§ Stated task
Update the entries below by changing each "category-label" to "year-label" and leaving everything else as it is. Don't include the pictures in your answer.

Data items
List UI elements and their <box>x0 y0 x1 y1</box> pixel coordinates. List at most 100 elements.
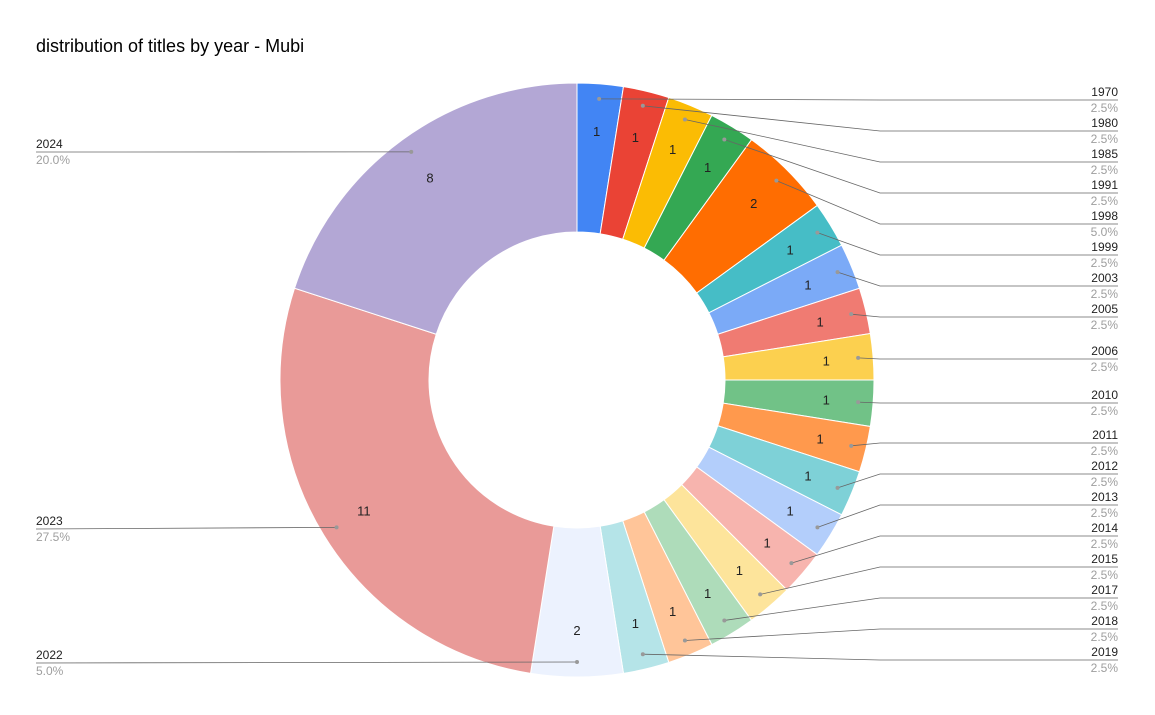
leader-line-2017 <box>724 597 1118 621</box>
leader-dot-2010 <box>856 400 861 405</box>
value-label-1985: 1 <box>669 142 676 157</box>
leader-dot-2024 <box>409 149 414 154</box>
percent-label-2003: 2.5% <box>1091 287 1119 301</box>
leader-line-1985 <box>684 119 1118 163</box>
percent-label-2011: 2.5% <box>1091 444 1119 458</box>
leader-dot-2003 <box>835 270 840 275</box>
category-label-2013: 2013 <box>1091 490 1118 504</box>
value-label-2018: 1 <box>669 604 676 619</box>
percent-label-2005: 2.5% <box>1091 318 1119 332</box>
leader-line-2013 <box>817 504 1118 528</box>
percent-label-1998: 5.0% <box>1091 225 1119 239</box>
value-label-2024: 8 <box>426 171 433 186</box>
leader-dot-2006 <box>856 355 861 360</box>
category-label-2012: 2012 <box>1091 459 1118 473</box>
category-label-1991: 1991 <box>1091 178 1118 192</box>
leader-dot-1970 <box>597 96 602 101</box>
category-label-2003: 2003 <box>1091 271 1118 285</box>
value-label-2012: 1 <box>804 469 811 484</box>
category-label-1999: 1999 <box>1091 240 1118 254</box>
leader-dot-1998 <box>774 178 779 183</box>
percent-label-2013: 2.5% <box>1091 506 1119 520</box>
leader-line-2023 <box>35 526 337 530</box>
value-label-2006: 1 <box>823 353 830 368</box>
value-label-1998: 2 <box>750 196 757 211</box>
category-label-2019: 2019 <box>1091 645 1118 659</box>
leader-dot-1980 <box>640 103 645 108</box>
leader-line-2019 <box>642 653 1118 661</box>
value-label-2005: 1 <box>816 315 823 330</box>
leader-dot-1999 <box>815 230 820 235</box>
percent-label-1991: 2.5% <box>1091 194 1119 208</box>
value-label-1999: 1 <box>787 242 794 257</box>
leader-line-2011 <box>851 442 1118 447</box>
value-label-2017: 1 <box>704 586 711 601</box>
percent-label-2006: 2.5% <box>1091 360 1119 374</box>
category-label-1970: 1970 <box>1091 85 1118 99</box>
leader-dot-2014 <box>789 561 794 566</box>
value-label-2023: 11 <box>357 504 371 519</box>
percent-label-1985: 2.5% <box>1091 163 1119 177</box>
leader-line-1991 <box>724 139 1118 194</box>
category-label-2005: 2005 <box>1091 302 1118 316</box>
category-label-2014: 2014 <box>1091 521 1118 535</box>
category-label-2017: 2017 <box>1091 583 1118 597</box>
leader-line-2022 <box>35 661 578 664</box>
category-label-2011: 2011 <box>1092 428 1118 442</box>
leader-dot-2023 <box>334 525 339 530</box>
leader-line-2012 <box>837 473 1118 489</box>
leader-line-2014 <box>791 535 1118 564</box>
leader-line-2005 <box>851 313 1118 318</box>
category-label-2010: 2010 <box>1091 388 1118 402</box>
leader-dot-2011 <box>849 443 854 448</box>
leader-dot-1991 <box>722 137 727 142</box>
leader-dot-2022 <box>575 660 579 664</box>
value-label-2015: 1 <box>736 563 743 578</box>
leader-line-1980 <box>642 105 1118 132</box>
leader-dot-2012 <box>835 485 840 490</box>
value-label-2014: 1 <box>763 535 770 550</box>
percent-label-2014: 2.5% <box>1091 537 1119 551</box>
leader-dot-2015 <box>758 592 763 597</box>
category-label-2018: 2018 <box>1091 614 1118 628</box>
percent-label-2012: 2.5% <box>1091 475 1119 489</box>
leader-dot-2017 <box>722 618 727 623</box>
category-label-2023: 2023 <box>36 514 63 528</box>
value-label-2022: 2 <box>573 623 580 638</box>
category-label-1998: 1998 <box>1091 209 1118 223</box>
percent-label-1980: 2.5% <box>1091 132 1119 146</box>
slice-2023[interactable] <box>279 287 555 674</box>
percent-label-2010: 2.5% <box>1091 404 1119 418</box>
leader-line-2018 <box>684 628 1118 641</box>
category-label-2024: 2024 <box>36 137 63 151</box>
value-label-2003: 1 <box>804 277 811 292</box>
category-label-1980: 1980 <box>1091 116 1118 130</box>
percent-label-2017: 2.5% <box>1091 599 1119 613</box>
leader-line-2015 <box>760 566 1118 595</box>
percent-label-2024: 20.0% <box>36 153 70 167</box>
percent-label-2015: 2.5% <box>1091 568 1119 582</box>
percent-label-2022: 5.0% <box>36 664 64 678</box>
leader-dot-2013 <box>815 525 820 530</box>
leader-line-2006 <box>858 357 1118 360</box>
percent-label-1970: 2.5% <box>1091 101 1119 115</box>
percent-label-2018: 2.5% <box>1091 630 1119 644</box>
value-label-2011: 1 <box>816 431 823 446</box>
value-label-1980: 1 <box>632 130 639 145</box>
leader-line-2003 <box>837 271 1118 287</box>
leader-dot-2019 <box>640 652 645 657</box>
category-label-2006: 2006 <box>1091 344 1118 358</box>
percent-label-2019: 2.5% <box>1091 661 1119 675</box>
value-label-1991: 1 <box>704 160 711 175</box>
leader-dot-1985 <box>682 117 687 122</box>
value-label-2013: 1 <box>787 504 794 519</box>
chart-title: distribution of titles by year - Mubi <box>36 36 305 56</box>
value-label-1970: 1 <box>593 124 600 139</box>
category-label-1985: 1985 <box>1091 147 1118 161</box>
leader-line-1999 <box>817 232 1118 256</box>
leader-dot-2018 <box>682 638 687 643</box>
leader-line-1998 <box>776 180 1118 225</box>
slice-2024[interactable] <box>293 82 578 335</box>
leader-dot-2005 <box>849 312 854 317</box>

§ Written reply
List UI elements and their <box>x0 y0 x1 y1</box> pixel coordinates. List at most 100 elements.
leader-line-2017 <box>724 597 1118 621</box>
leader-dot-2010 <box>856 400 861 405</box>
value-label-1985: 1 <box>669 142 676 157</box>
leader-dot-2024 <box>409 149 414 154</box>
percent-label-2003: 2.5% <box>1091 287 1119 301</box>
leader-line-1985 <box>684 119 1118 163</box>
percent-label-2011: 2.5% <box>1091 444 1119 458</box>
leader-dot-2003 <box>835 270 840 275</box>
year-label-2013: 2013 <box>1091 490 1118 504</box>
value-label-2018: 1 <box>669 604 676 619</box>
percent-label-2005: 2.5% <box>1091 318 1119 332</box>
leader-line-2013 <box>817 504 1118 528</box>
percent-label-1998: 5.0% <box>1091 225 1119 239</box>
value-label-2024: 8 <box>426 171 433 186</box>
leader-dot-2006 <box>856 355 861 360</box>
year-label-2012: 2012 <box>1091 459 1118 473</box>
year-label-1991: 1991 <box>1091 178 1118 192</box>
leader-dot-1970 <box>597 96 602 101</box>
year-label-2003: 2003 <box>1091 271 1118 285</box>
value-label-2012: 1 <box>804 469 811 484</box>
year-label-1999: 1999 <box>1091 240 1118 254</box>
leader-dot-1998 <box>774 178 779 183</box>
percent-label-2013: 2.5% <box>1091 506 1119 520</box>
leader-line-2023 <box>35 526 337 530</box>
value-label-2006: 1 <box>823 353 830 368</box>
value-label-1998: 2 <box>750 196 757 211</box>
year-label-2019: 2019 <box>1091 645 1118 659</box>
leader-dot-1980 <box>640 103 645 108</box>
leader-line-2019 <box>642 653 1118 661</box>
value-label-2005: 1 <box>816 315 823 330</box>
leader-dot-1999 <box>815 230 820 235</box>
percent-label-1991: 2.5% <box>1091 194 1119 208</box>
value-label-1999: 1 <box>787 242 794 257</box>
leader-line-2011 <box>851 442 1118 447</box>
value-label-2017: 1 <box>704 586 711 601</box>
percent-label-2006: 2.5% <box>1091 360 1119 374</box>
year-label-1970: 1970 <box>1091 85 1118 99</box>
leader-dot-2014 <box>789 561 794 566</box>
value-label-2023: 11 <box>357 504 371 519</box>
percent-label-1985: 2.5% <box>1091 163 1119 177</box>
leader-line-1991 <box>724 139 1118 194</box>
year-label-2005: 2005 <box>1091 302 1118 316</box>
year-label-2014: 2014 <box>1091 521 1118 535</box>
year-label-2017: 2017 <box>1091 583 1118 597</box>
leader-line-2022 <box>35 661 578 664</box>
year-label-2011: 2011 <box>1092 428 1118 442</box>
leader-dot-2023 <box>334 525 339 530</box>
leader-line-2012 <box>837 473 1118 489</box>
leader-line-2014 <box>791 535 1118 564</box>
leader-line-2005 <box>851 313 1118 318</box>
year-label-2010: 2010 <box>1091 388 1118 402</box>
leader-dot-2011 <box>849 443 854 448</box>
leader-dot-1991 <box>722 137 727 142</box>
leader-dot-2022 <box>575 660 579 664</box>
value-label-2015: 1 <box>736 563 743 578</box>
leader-line-1980 <box>642 105 1118 132</box>
leader-dot-2012 <box>835 485 840 490</box>
value-label-2014: 1 <box>763 535 770 550</box>
percent-label-2014: 2.5% <box>1091 537 1119 551</box>
leader-dot-2015 <box>758 592 763 597</box>
year-label-2018: 2018 <box>1091 614 1118 628</box>
percent-label-2012: 2.5% <box>1091 475 1119 489</box>
leader-dot-2017 <box>722 618 727 623</box>
year-label-2023: 2023 <box>36 514 63 528</box>
value-label-2022: 2 <box>573 623 580 638</box>
year-label-1998: 1998 <box>1091 209 1118 223</box>
percent-label-1980: 2.5% <box>1091 132 1119 146</box>
slice-2023[interactable] <box>279 287 555 674</box>
percent-label-2010: 2.5% <box>1091 404 1119 418</box>
leader-line-2018 <box>684 628 1118 641</box>
year-label-2024: 2024 <box>36 137 63 151</box>
value-label-2003: 1 <box>804 277 811 292</box>
year-label-1980: 1980 <box>1091 116 1118 130</box>
percent-label-2017: 2.5% <box>1091 599 1119 613</box>
leader-line-2015 <box>760 566 1118 595</box>
percent-label-2024: 20.0% <box>36 153 70 167</box>
percent-label-2015: 2.5% <box>1091 568 1119 582</box>
percent-label-2022: 5.0% <box>36 664 64 678</box>
leader-dot-2013 <box>815 525 820 530</box>
leader-line-2006 <box>858 357 1118 360</box>
percent-label-1970: 2.5% <box>1091 101 1119 115</box>
percent-label-2018: 2.5% <box>1091 630 1119 644</box>
value-label-2011: 1 <box>816 431 823 446</box>
value-label-1980: 1 <box>632 130 639 145</box>
leader-line-2003 <box>837 271 1118 287</box>
leader-dot-2019 <box>640 652 645 657</box>
year-label-2006: 2006 <box>1091 344 1118 358</box>
percent-label-2019: 2.5% <box>1091 661 1119 675</box>
value-label-1991: 1 <box>704 160 711 175</box>
leader-dot-1985 <box>682 117 687 122</box>
value-label-2013: 1 <box>787 504 794 519</box>
chart-title: distribution of titles by year - Mubi <box>36 36 305 56</box>
value-label-1970: 1 <box>593 124 600 139</box>
year-label-1985: 1985 <box>1091 147 1118 161</box>
leader-line-1999 <box>817 232 1118 256</box>
leader-dot-2018 <box>682 638 687 643</box>
leader-line-1998 <box>776 180 1118 225</box>
slice-2024[interactable] <box>293 82 578 335</box>
leader-dot-2005 <box>849 312 854 317</box>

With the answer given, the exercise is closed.